The required result is a copy of each line below in which "assay" appears.

_ _ _ _ _ _ _

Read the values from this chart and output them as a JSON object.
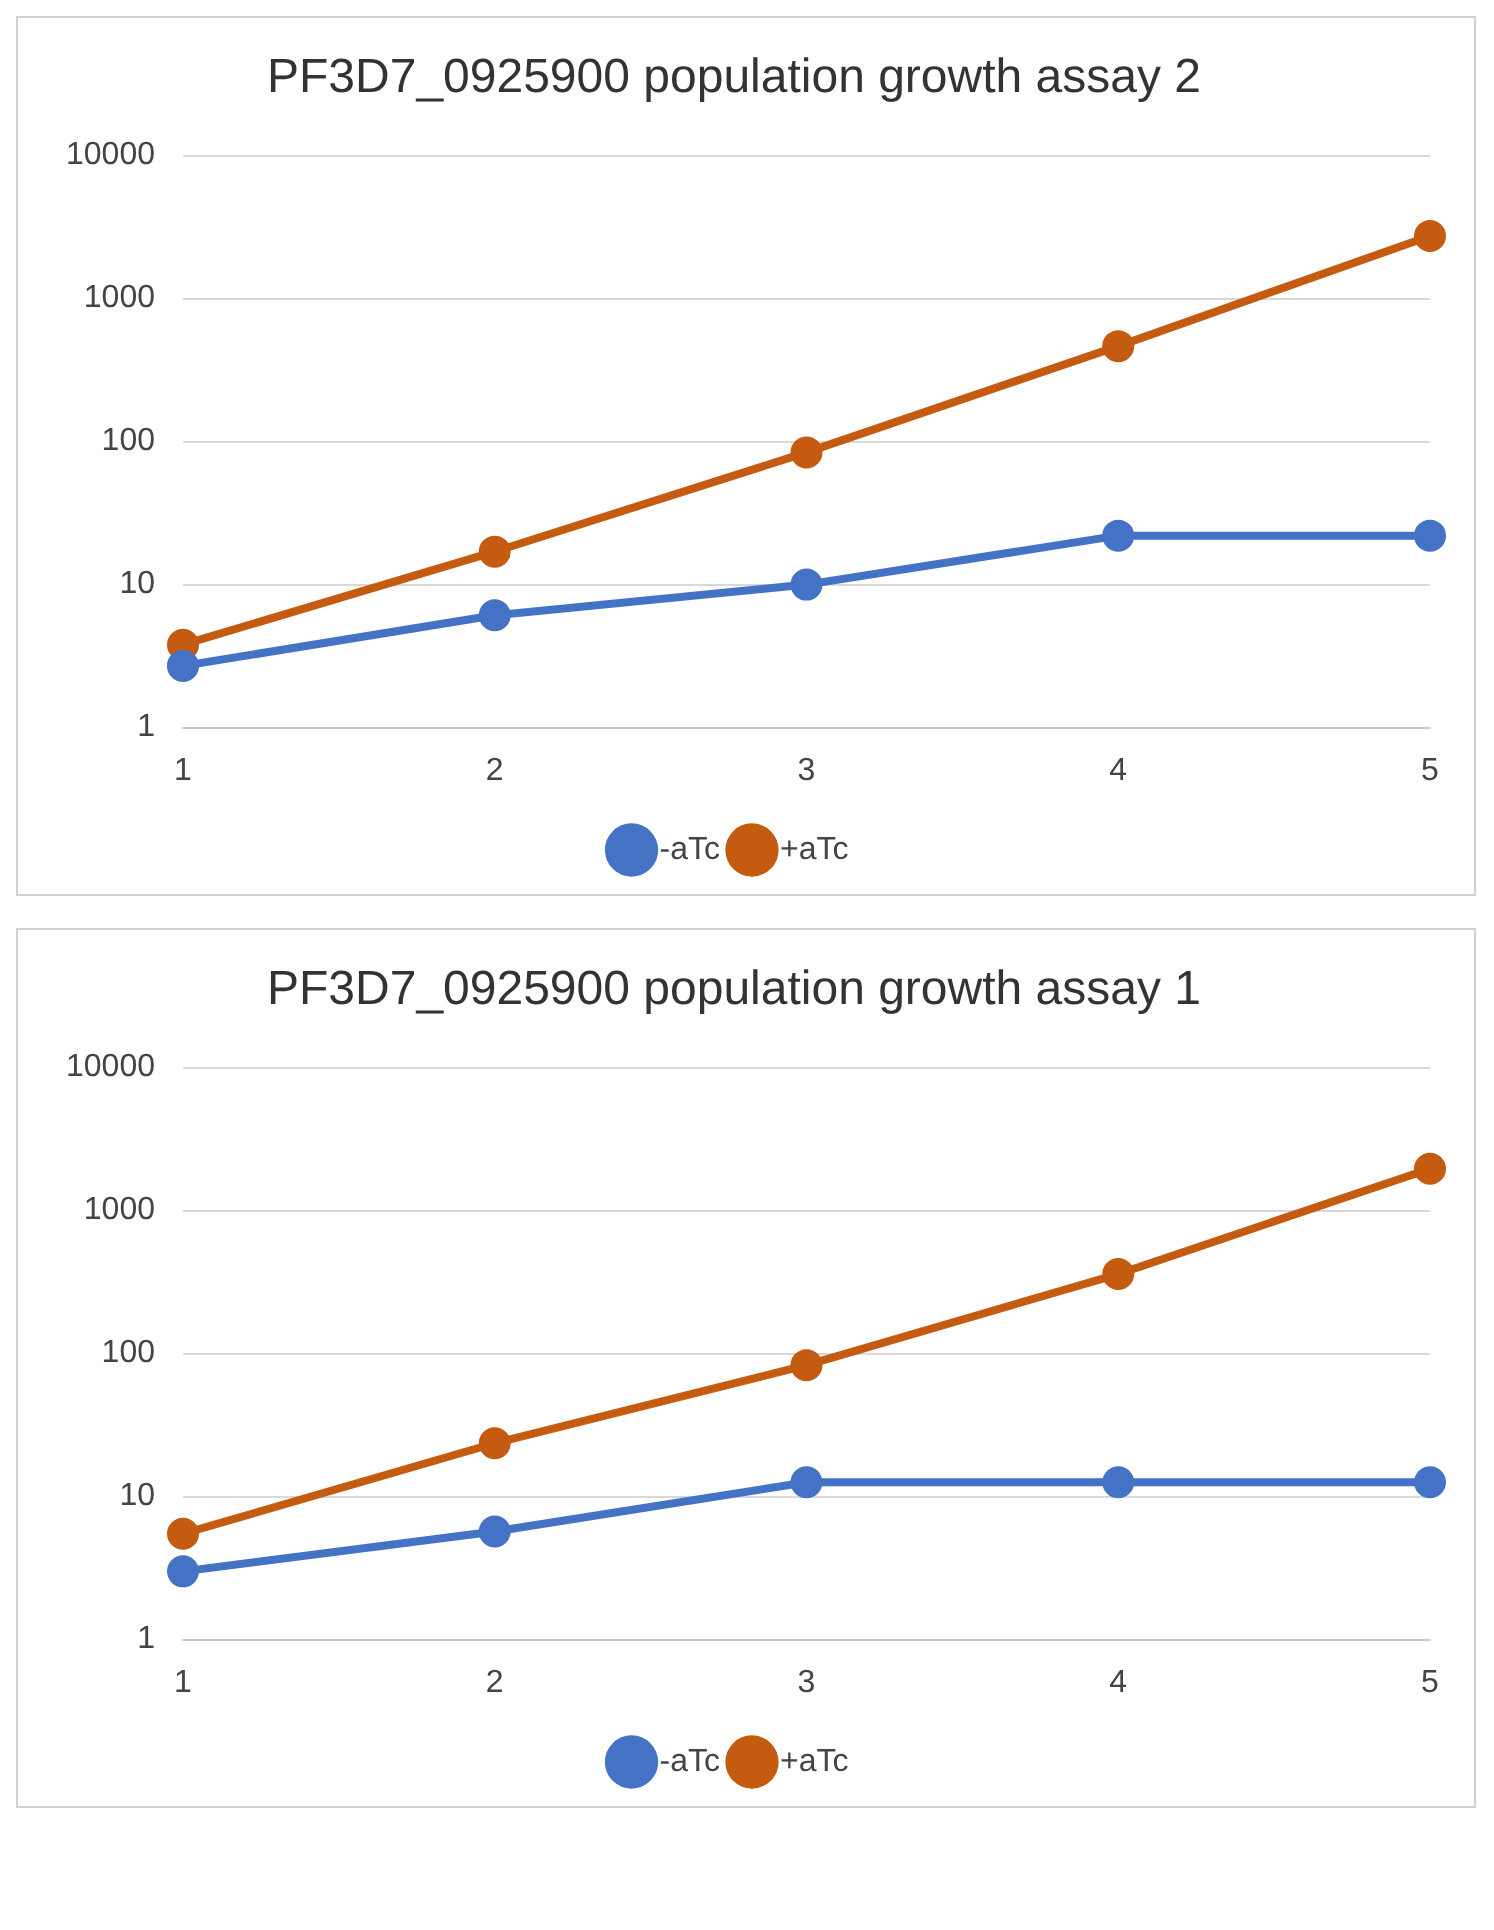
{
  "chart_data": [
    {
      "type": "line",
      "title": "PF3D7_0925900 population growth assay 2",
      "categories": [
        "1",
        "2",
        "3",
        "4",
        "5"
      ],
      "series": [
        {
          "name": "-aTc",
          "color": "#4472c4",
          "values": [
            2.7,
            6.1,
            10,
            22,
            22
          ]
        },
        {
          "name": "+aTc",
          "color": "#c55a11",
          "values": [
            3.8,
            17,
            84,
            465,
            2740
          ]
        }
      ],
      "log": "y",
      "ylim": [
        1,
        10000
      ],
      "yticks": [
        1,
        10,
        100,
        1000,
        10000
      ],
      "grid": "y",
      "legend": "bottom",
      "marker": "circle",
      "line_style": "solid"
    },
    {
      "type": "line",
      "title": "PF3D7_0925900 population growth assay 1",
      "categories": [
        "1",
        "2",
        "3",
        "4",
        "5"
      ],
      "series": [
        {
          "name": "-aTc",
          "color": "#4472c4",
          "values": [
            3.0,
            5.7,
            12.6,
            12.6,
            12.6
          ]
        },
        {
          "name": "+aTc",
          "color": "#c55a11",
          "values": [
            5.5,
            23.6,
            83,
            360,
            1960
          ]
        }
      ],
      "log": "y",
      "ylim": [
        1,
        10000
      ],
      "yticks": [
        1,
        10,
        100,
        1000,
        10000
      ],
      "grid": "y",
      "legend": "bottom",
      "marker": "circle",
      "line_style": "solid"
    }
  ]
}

_ _ _ _ _ _ _

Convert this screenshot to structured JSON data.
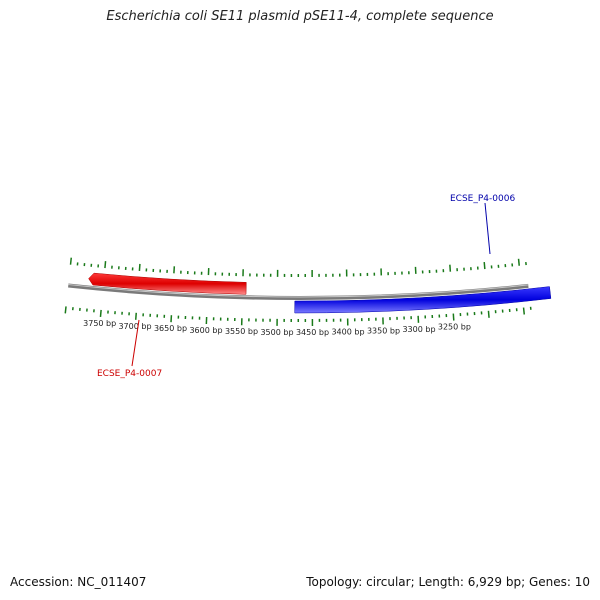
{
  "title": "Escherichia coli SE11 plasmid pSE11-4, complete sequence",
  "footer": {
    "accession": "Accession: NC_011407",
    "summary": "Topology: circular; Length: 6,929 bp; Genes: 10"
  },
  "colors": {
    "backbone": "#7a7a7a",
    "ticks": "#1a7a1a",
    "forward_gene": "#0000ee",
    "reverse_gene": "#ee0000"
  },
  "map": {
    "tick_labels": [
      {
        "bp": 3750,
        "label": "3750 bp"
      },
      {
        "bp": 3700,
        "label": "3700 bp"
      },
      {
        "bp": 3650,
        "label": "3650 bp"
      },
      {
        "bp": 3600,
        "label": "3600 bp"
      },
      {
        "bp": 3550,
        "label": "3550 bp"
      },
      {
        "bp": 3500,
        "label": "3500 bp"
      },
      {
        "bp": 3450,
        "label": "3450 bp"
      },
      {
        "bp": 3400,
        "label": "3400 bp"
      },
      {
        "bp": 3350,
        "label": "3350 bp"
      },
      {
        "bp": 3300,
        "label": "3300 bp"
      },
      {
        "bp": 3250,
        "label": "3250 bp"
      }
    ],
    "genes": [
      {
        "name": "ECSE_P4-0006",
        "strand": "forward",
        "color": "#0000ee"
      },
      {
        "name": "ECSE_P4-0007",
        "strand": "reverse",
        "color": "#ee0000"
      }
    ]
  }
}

_ _ _ _ _ _ _

## Response area
      "title": "PF3D7_0925900 population growth assay 2",
      "title": "PF3D7_0925900 population growth assay 1",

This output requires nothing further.